Stored records
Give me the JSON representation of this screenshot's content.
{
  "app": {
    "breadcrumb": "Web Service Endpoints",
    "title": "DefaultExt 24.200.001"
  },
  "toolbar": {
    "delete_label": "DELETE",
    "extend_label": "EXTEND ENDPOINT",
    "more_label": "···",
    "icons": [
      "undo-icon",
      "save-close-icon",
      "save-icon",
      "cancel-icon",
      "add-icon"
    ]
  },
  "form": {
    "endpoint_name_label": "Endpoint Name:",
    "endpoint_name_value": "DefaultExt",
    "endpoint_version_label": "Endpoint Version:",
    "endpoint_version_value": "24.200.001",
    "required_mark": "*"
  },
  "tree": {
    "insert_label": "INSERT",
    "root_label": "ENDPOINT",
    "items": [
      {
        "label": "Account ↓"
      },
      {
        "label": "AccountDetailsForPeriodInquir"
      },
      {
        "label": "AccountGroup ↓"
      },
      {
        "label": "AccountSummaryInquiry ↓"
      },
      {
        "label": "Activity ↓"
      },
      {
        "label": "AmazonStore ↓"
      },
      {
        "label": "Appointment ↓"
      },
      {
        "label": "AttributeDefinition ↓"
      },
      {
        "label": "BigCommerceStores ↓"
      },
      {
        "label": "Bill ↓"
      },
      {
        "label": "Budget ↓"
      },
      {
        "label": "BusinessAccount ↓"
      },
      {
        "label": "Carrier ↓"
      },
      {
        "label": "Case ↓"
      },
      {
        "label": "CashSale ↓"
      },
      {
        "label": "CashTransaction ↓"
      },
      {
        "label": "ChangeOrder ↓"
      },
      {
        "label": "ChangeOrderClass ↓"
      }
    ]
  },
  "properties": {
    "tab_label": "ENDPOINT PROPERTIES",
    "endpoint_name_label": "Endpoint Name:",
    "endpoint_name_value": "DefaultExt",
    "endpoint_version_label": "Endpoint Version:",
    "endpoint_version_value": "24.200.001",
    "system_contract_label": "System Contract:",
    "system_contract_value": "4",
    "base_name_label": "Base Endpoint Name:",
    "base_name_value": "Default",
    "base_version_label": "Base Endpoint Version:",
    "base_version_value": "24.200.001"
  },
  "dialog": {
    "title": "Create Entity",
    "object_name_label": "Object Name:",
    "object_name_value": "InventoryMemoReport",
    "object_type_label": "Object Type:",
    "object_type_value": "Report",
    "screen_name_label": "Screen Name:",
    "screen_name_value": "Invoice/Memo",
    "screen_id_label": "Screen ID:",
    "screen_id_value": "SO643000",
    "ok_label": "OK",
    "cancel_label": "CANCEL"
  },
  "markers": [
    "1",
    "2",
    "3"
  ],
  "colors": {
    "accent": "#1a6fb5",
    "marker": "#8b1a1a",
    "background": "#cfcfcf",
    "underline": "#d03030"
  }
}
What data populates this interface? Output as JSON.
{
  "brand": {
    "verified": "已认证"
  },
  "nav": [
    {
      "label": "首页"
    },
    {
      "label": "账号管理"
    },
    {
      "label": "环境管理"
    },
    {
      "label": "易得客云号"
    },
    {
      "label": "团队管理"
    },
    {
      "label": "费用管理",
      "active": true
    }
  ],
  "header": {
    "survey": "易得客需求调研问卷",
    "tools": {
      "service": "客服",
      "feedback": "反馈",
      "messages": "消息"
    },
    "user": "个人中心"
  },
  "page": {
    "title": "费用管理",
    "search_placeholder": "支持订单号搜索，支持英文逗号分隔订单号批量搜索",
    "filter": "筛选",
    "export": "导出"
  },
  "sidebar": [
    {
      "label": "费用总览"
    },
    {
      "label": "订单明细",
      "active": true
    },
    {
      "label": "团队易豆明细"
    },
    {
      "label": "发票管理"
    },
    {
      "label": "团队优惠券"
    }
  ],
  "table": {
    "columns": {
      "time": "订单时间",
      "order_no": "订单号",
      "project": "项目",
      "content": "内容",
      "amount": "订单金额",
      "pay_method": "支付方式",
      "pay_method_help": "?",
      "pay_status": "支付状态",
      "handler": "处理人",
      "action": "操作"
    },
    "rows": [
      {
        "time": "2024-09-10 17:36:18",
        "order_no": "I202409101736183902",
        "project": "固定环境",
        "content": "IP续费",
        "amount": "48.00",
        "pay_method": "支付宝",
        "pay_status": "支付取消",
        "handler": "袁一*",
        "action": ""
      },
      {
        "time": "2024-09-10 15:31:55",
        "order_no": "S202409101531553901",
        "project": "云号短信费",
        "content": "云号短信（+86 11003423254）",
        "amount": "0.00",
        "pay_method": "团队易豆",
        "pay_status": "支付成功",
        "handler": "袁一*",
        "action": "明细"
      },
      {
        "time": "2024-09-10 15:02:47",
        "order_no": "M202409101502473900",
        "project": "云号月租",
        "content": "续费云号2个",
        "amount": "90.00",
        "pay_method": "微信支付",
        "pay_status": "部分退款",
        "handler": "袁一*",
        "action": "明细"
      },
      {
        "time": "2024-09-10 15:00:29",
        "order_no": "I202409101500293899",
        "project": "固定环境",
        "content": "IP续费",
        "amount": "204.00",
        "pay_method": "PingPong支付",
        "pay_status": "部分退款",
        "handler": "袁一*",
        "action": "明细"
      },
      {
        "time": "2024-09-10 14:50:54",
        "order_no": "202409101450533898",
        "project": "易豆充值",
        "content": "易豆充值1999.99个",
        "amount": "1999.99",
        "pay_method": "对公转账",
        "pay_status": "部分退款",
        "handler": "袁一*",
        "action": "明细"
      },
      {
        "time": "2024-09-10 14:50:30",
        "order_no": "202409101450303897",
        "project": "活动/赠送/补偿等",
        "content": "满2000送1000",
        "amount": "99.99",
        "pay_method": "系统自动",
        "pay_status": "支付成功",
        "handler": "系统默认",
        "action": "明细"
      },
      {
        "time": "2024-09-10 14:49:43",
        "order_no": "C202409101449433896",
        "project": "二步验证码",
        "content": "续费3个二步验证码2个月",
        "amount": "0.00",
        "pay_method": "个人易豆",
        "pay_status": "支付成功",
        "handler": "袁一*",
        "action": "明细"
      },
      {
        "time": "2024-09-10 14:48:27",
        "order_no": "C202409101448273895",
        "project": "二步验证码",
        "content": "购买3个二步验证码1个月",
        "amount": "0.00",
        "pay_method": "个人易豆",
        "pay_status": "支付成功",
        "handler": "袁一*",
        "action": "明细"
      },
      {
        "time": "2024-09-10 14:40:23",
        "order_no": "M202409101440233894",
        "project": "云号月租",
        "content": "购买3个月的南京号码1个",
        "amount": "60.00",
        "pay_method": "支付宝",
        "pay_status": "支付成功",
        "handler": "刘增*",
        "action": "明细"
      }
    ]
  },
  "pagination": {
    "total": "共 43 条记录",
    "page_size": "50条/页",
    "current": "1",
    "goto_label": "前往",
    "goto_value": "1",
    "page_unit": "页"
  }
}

• [STATED EXERCISE]: Copy out each record, keeping every word as it is.

• [FULL OUTPUT]:
Give me the JSON representation of this screenshot's content.
{
  "app": {
    "breadcrumb": "Web Service Endpoints",
    "title": "DefaultExt 24.200.001"
  },
  "toolbar": {
    "delete_label": "DELETE",
    "extend_label": "EXTEND ENDPOINT",
    "more_label": "···",
    "icons": [
      "undo-icon",
      "save-close-icon",
      "save-icon",
      "cancel-icon",
      "add-icon"
    ]
  },
  "form": {
    "endpoint_name_label": "Endpoint Name:",
    "endpoint_name_value": "DefaultExt",
    "endpoint_version_label": "Endpoint Version:",
    "endpoint_version_value": "24.200.001",
    "required_mark": "*"
  },
  "tree": {
    "insert_label": "INSERT",
    "root_label": "ENDPOINT",
    "items": [
      {
        "label": "Account ↓"
      },
      {
        "label": "AccountDetailsForPeriodInquir"
      },
      {
        "label": "AccountGroup ↓"
      },
      {
        "label": "AccountSummaryInquiry ↓"
      },
      {
        "label": "Activity ↓"
      },
      {
        "label": "AmazonStore ↓"
      },
      {
        "label": "Appointment ↓"
      },
      {
        "label": "AttributeDefinition ↓"
      },
      {
        "label": "BigCommerceStores ↓"
      },
      {
        "label": "Bill ↓"
      },
      {
        "label": "Budget ↓"
      },
      {
        "label": "BusinessAccount ↓"
      },
      {
        "label": "Carrier ↓"
      },
      {
        "label": "Case ↓"
      },
      {
        "label": "CashSale ↓"
      },
      {
        "label": "CashTransaction ↓"
      },
      {
        "label": "ChangeOrder ↓"
      },
      {
        "label": "ChangeOrderClass ↓"
      }
    ]
  },
  "properties": {
    "tab_label": "ENDPOINT PROPERTIES",
    "endpoint_name_label": "Endpoint Name:",
    "endpoint_name_value": "DefaultExt",
    "endpoint_version_label": "Endpoint Version:",
    "endpoint_version_value": "24.200.001",
    "system_contract_label": "System Contract:",
    "system_contract_value": "4",
    "base_name_label": "Base Endpoint Name:",
    "base_name_value": "Default",
    "base_version_label": "Base Endpoint Version:",
    "base_version_value": "24.200.001"
  },
  "dialog": {
    "title": "Create Entity",
    "object_name_label": "Object Name:",
    "object_name_value": "InventoryMemoReport",
    "object_type_label": "Object Type:",
    "object_type_value": "Report",
    "screen_name_label": "Screen Name:",
    "screen_name_value": "Invoice/Memo",
    "screen_id_label": "Screen ID:",
    "screen_id_value": "SO643000",
    "ok_label": "OK",
    "cancel_label": "CANCEL"
  },
  "markers": [
    "1",
    "2",
    "3"
  ],
  "colors": {
    "accent": "#1a6fb5",
    "marker": "#8b1a1a",
    "background": "#cfcfcf",
    "underline": "#d03030"
  }
}
What data populates this interface? Output as JSON.
{
  "brand": {
    "verified": "已认证"
  },
  "nav": [
    {
      "label": "首页"
    },
    {
      "label": "账号管理"
    },
    {
      "label": "环境管理"
    },
    {
      "label": "易得客云号"
    },
    {
      "label": "团队管理"
    },
    {
      "label": "费用管理",
      "active": true
    }
  ],
  "header": {
    "survey": "易得客需求调研问卷",
    "tools": {
      "service": "客服",
      "feedback": "反馈",
      "messages": "消息"
    },
    "user": "个人中心"
  },
  "page": {
    "title": "费用管理",
    "search_placeholder": "支持订单号搜索，支持英文逗号分隔订单号批量搜索",
    "filter": "筛选",
    "export": "导出"
  },
  "sidebar": [
    {
      "label": "费用总览"
    },
    {
      "label": "订单明细",
      "active": true
    },
    {
      "label": "团队易豆明细"
    },
    {
      "label": "发票管理"
    },
    {
      "label": "团队优惠券"
    }
  ],
  "table": {
    "columns": {
      "time": "订单时间",
      "order_no": "订单号",
      "project": "项目",
      "content": "内容",
      "amount": "订单金额",
      "pay_method": "支付方式",
      "pay_method_help": "?",
      "pay_status": "支付状态",
      "handler": "处理人",
      "action": "操作"
    },
    "rows": [
      {
        "time": "2024-09-10 17:36:18",
        "order_no": "I202409101736183902",
        "project": "固定环境",
        "content": "IP续费",
        "amount": "48.00",
        "pay_method": "支付宝",
        "pay_status": "支付取消",
        "handler": "袁一*",
        "action": ""
      },
      {
        "time": "2024-09-10 15:31:55",
        "order_no": "S202409101531553901",
        "project": "云号短信费",
        "content": "云号短信（+86 11003423254）",
        "amount": "0.00",
        "pay_method": "团队易豆",
        "pay_status": "支付成功",
        "handler": "袁一*",
        "action": "明细"
      },
      {
        "time": "2024-09-10 15:02:47",
        "order_no": "M202409101502473900",
        "project": "云号月租",
        "content": "续费云号2个",
        "amount": "90.00",
        "pay_method": "微信支付",
        "pay_status": "部分退款",
        "handler": "袁一*",
        "action": "明细"
      },
      {
        "time": "2024-09-10 15:00:29",
        "order_no": "I202409101500293899",
        "project": "固定环境",
        "content": "IP续费",
        "amount": "204.00",
        "pay_method": "PingPong支付",
        "pay_status": "部分退款",
        "handler": "袁一*",
        "action": "明细"
      },
      {
        "time": "2024-09-10 14:50:54",
        "order_no": "202409101450533898",
        "project": "易豆充值",
        "content": "易豆充值1999.99个",
        "amount": "1999.99",
        "pay_method": "对公转账",
        "pay_status": "部分退款",
        "handler": "袁一*",
        "action": "明细"
      },
      {
        "time": "2024-09-10 14:50:30",
        "order_no": "202409101450303897",
        "project": "活动/赠送/补偿等",
        "content": "满2000送1000",
        "amount": "99.99",
        "pay_method": "系统自动",
        "pay_status": "支付成功",
        "handler": "系统默认",
        "action": "明细"
      },
      {
        "time": "2024-09-10 14:49:43",
        "order_no": "C202409101449433896",
        "project": "二步验证码",
        "content": "续费3个二步验证码2个月",
        "amount": "0.00",
        "pay_method": "个人易豆",
        "pay_status": "支付成功",
        "handler": "袁一*",
        "action": "明细"
      },
      {
        "time": "2024-09-10 14:48:27",
        "order_no": "C202409101448273895",
        "project": "二步验证码",
        "content": "购买3个二步验证码1个月",
        "amount": "0.00",
        "pay_method": "个人易豆",
        "pay_status": "支付成功",
        "handler": "袁一*",
        "action": "明细"
      },
      {
        "time": "2024-09-10 14:40:23",
        "order_no": "M202409101440233894",
        "project": "云号月租",
        "content": "购买3个月的南京号码1个",
        "amount": "60.00",
        "pay_method": "支付宝",
        "pay_status": "支付成功",
        "handler": "刘增*",
        "action": "明细"
      }
    ]
  },
  "pagination": {
    "total": "共 43 条记录",
    "page_size": "50条/页",
    "current": "1",
    "goto_label": "前往",
    "goto_value": "1",
    "page_unit": "页"
  }
}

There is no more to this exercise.